Stored records:
+++

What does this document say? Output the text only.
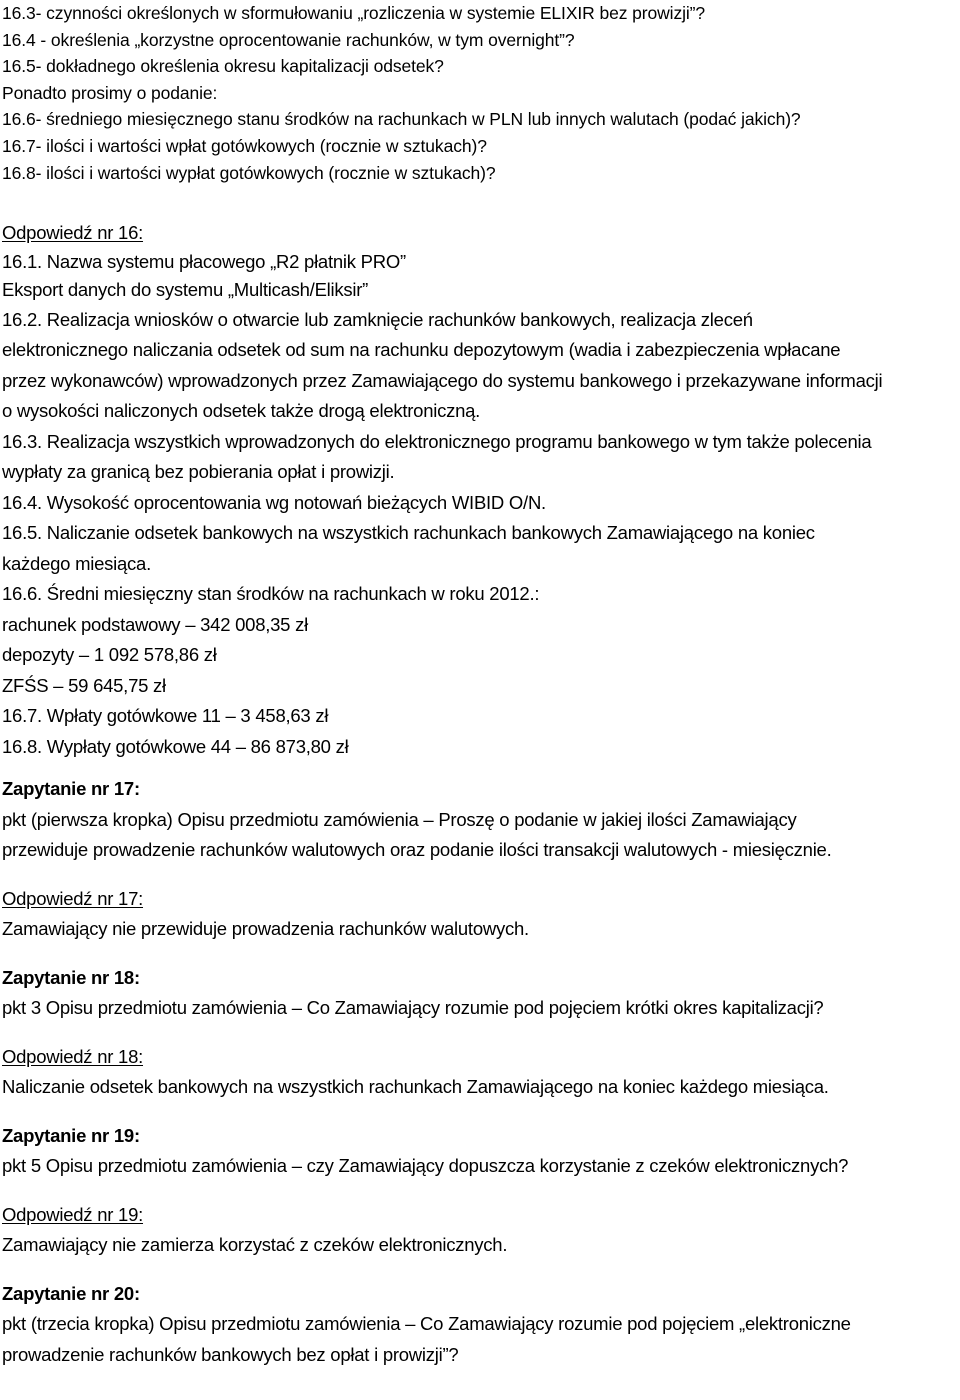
16.3- czynności określonych w sformułowaniu „rozliczenia w systemie ELIXIR bez prowizji”?
16.4 - określenia „korzystne oprocentowanie rachunków, w tym overnight”?
16.5- dokładnego określenia okresu kapitalizacji odsetek?
Ponadto prosimy o podanie:
16.6- średniego miesięcznego stanu środków na rachunkach w PLN lub innych walutach (podać jakich)?
16.7- ilości i wartości wpłat gotówkowych (rocznie w sztukach)?
16.8- ilości i wartości wypłat gotówkowych (rocznie w sztukach)?
Odpowiedź nr 16:
16.1. Nazwa systemu płacowego „R2 płatnik PRO”
Eksport danych do systemu „Multicash/Eliksir”
16.2. Realizacja wniosków o otwarcie lub zamknięcie rachunków bankowych, realizacja zleceń
elektronicznego naliczania odsetek od sum na rachunku depozytowym (wadia i zabezpieczenia wpłacane
przez wykonawców) wprowadzonych przez Zamawiającego do systemu bankowego i przekazywane informacji
o wysokości naliczonych odsetek także drogą elektroniczną.
16.3. Realizacja wszystkich wprowadzonych do elektronicznego programu bankowego w tym także polecenia
wypłaty za granicą bez pobierania opłat i prowizji.
16.4. Wysokość oprocentowania wg notowań bieżących WIBID O/N.
16.5. Naliczanie odsetek bankowych na wszystkich rachunkach bankowych Zamawiającego na koniec
każdego miesiąca.
16.6. Średni miesięczny stan środków na rachunkach w roku 2012.:
rachunek podstawowy – 342 008,35 zł
depozyty – 1 092 578,86 zł
ZFŚS – 59 645,75 zł
16.7. Wpłaty gotówkowe 11 – 3 458,63 zł
16.8. Wypłaty gotówkowe 44 – 86 873,80 zł
Zapytanie nr 17:
pkt (pierwsza kropka) Opisu przedmiotu zamówienia – Proszę o podanie w jakiej ilości Zamawiający
przewiduje prowadzenie rachunków walutowych oraz podanie ilości transakcji walutowych - miesięcznie.
Odpowiedź nr 17:
Zamawiający nie przewiduje prowadzenia rachunków walutowych.
Zapytanie nr 18:
pkt 3 Opisu przedmiotu zamówienia – Co Zamawiający rozumie pod pojęciem krótki okres kapitalizacji?
Odpowiedź nr 18:
Naliczanie odsetek bankowych na wszystkich rachunkach Zamawiającego na koniec każdego miesiąca.
Zapytanie nr 19:
pkt 5 Opisu przedmiotu zamówienia – czy Zamawiający dopuszcza korzystanie z czeków elektronicznych?
Odpowiedź nr 19:
Zamawiający nie zamierza korzystać z czeków elektronicznych.
Zapytanie nr 20:
pkt (trzecia kropka) Opisu przedmiotu zamówienia – Co Zamawiający rozumie pod pojęciem „elektroniczne
prowadzenie rachunków bankowych bez opłat i prowizji”?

+++

What needs to be done: Return the listing above in full and without alteration, excluding its pictures.

Answer for the task:
What does this document say? Output the text only.
16.3- czynności określonych w sformułowaniu „rozliczenia w systemie ELIXIR bez prowizji”?
16.4 - określenia „korzystne oprocentowanie rachunków, w tym overnight”?
16.5- dokładnego określenia okresu kapitalizacji odsetek?
Ponadto prosimy o podanie:
16.6- średniego miesięcznego stanu środków na rachunkach w PLN lub innych walutach (podać jakich)?
16.7- ilości i wartości wpłat gotówkowych (rocznie w sztukach)?
16.8- ilości i wartości wypłat gotówkowych (rocznie w sztukach)?
Odpowiedź nr 16:
16.1. Nazwa systemu płacowego „R2 płatnik PRO”
Eksport danych do systemu „Multicash/Eliksir”
16.2. Realizacja wniosków o otwarcie lub zamknięcie rachunków bankowych, realizacja zleceń
elektronicznego naliczania odsetek od sum na rachunku depozytowym (wadia i zabezpieczenia wpłacane
przez wykonawców) wprowadzonych przez Zamawiającego do systemu bankowego i przekazywane informacji
o wysokości naliczonych odsetek także drogą elektroniczną.
16.3. Realizacja wszystkich wprowadzonych do elektronicznego programu bankowego w tym także polecenia
wypłaty za granicą bez pobierania opłat i prowizji.
16.4. Wysokość oprocentowania wg notowań bieżących WIBID O/N.
16.5. Naliczanie odsetek bankowych na wszystkich rachunkach bankowych Zamawiającego na koniec
każdego miesiąca.
16.6. Średni miesięczny stan środków na rachunkach w roku 2012.:
rachunek podstawowy – 342 008,35 zł
depozyty – 1 092 578,86 zł
ZFŚS – 59 645,75 zł
16.7. Wpłaty gotówkowe 11 – 3 458,63 zł
16.8. Wypłaty gotówkowe 44 – 86 873,80 zł
Zapytanie nr 17:
pkt (pierwsza kropka) Opisu przedmiotu zamówienia – Proszę o podanie w jakiej ilości Zamawiający
przewiduje prowadzenie rachunków walutowych oraz podanie ilości transakcji walutowych - miesięcznie.
Odpowiedź nr 17:
Zamawiający nie przewiduje prowadzenia rachunków walutowych.
Zapytanie nr 18:
pkt 3 Opisu przedmiotu zamówienia – Co Zamawiający rozumie pod pojęciem krótki okres kapitalizacji?
Odpowiedź nr 18:
Naliczanie odsetek bankowych na wszystkich rachunkach Zamawiającego na koniec każdego miesiąca.
Zapytanie nr 19:
pkt 5 Opisu przedmiotu zamówienia – czy Zamawiający dopuszcza korzystanie z czeków elektronicznych?
Odpowiedź nr 19:
Zamawiający nie zamierza korzystać z czeków elektronicznych.
Zapytanie nr 20:
pkt (trzecia kropka) Opisu przedmiotu zamówienia – Co Zamawiający rozumie pod pojęciem „elektroniczne
prowadzenie rachunków bankowych bez opłat i prowizji”?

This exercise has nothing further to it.